=== TUGAS ANDA ===
Tentukan apakah setiap pernyataan berikut sesuai dengan teks tentang mengajar di TPA: 1. Penulis telah mengajar di lebih dari dua TPA. 2. Semua TPA tempat penulis mengajar memiliki karakteristik yang sama. 3. Murid-murid di TPA terakhir belum terorganisir dalam kegiatan di musholla. Jawab ya atau tidak, lalu kutip kata-kata penentu dari teks tanpa mengubahnya.

=== TEKS YANG DIBERIKAN ===
Mohon tunggu...
Husnuz up
Husnuz up Mohon Tunggu... -

Mahasiswi di STKIP Muhammadiyah Sorong

Selanjutnya

Tutup

Lyfe

Mengajar di Tempat Pengkajian Al-Qur'an

2 Juli 2013   13:01 Diperbarui: 24 Juni 2015   11:07 207
+
Laporkan Konten
Laporkan Akun
Kompasiana adalah platform blog. Konten ini menjadi tanggung jawab bloger dan tidak mewakili pandangan redaksi Kompas.
Lihat foto
Bagikan ide kreativitasmu dalam bentuk konten di Kompasiana | Sumber gambar: Freepik

Tempat pengkajian Al-qur’an merupakan sasaran bagi organisasi Lembaga Mayarakat Gerakan Madani dalam menempatkan tenaga pengajar yang merupakan mahasiswa keguruan. Saya sendiri telah mengajar di lebih dari dua TPA. Masing-masing TPA memiliki karakteristik tersendiri. Baik itu murid-murid TPAnya maupun lingkungan sekitarnya. Untuk TPA terakhir ini, Alhamdulillah saya ditempatkan di sebuah musholla yang murid-muridnya telah terorganisir dalam hal kegiatan di musholla. Mulai dari mengikuti pelajaran tambahan dari kami, wudhu, sholat, bersholawat setelah sholat dan mengaji. Mereka hanya perlu menanyakan “habis ini ngapain mba’?” mereka benar-benar terbiasa untuk sopan dan menghormati.

=== DATA TERSEDIA ===
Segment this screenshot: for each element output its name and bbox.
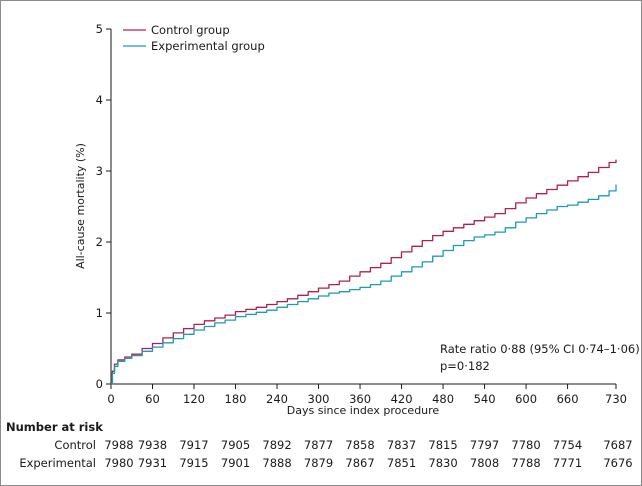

=== JAWABAN LATIHAN ===
1. Ya: "Saya sendiri telah mengajar di lebih dari dua TPA."
2. Tidak: "Masing-masing TPA memiliki karakteristik tersendiri."
3. Tidak: "murid-muridnya telah terorganisir dalam hal kegiatan di musholla"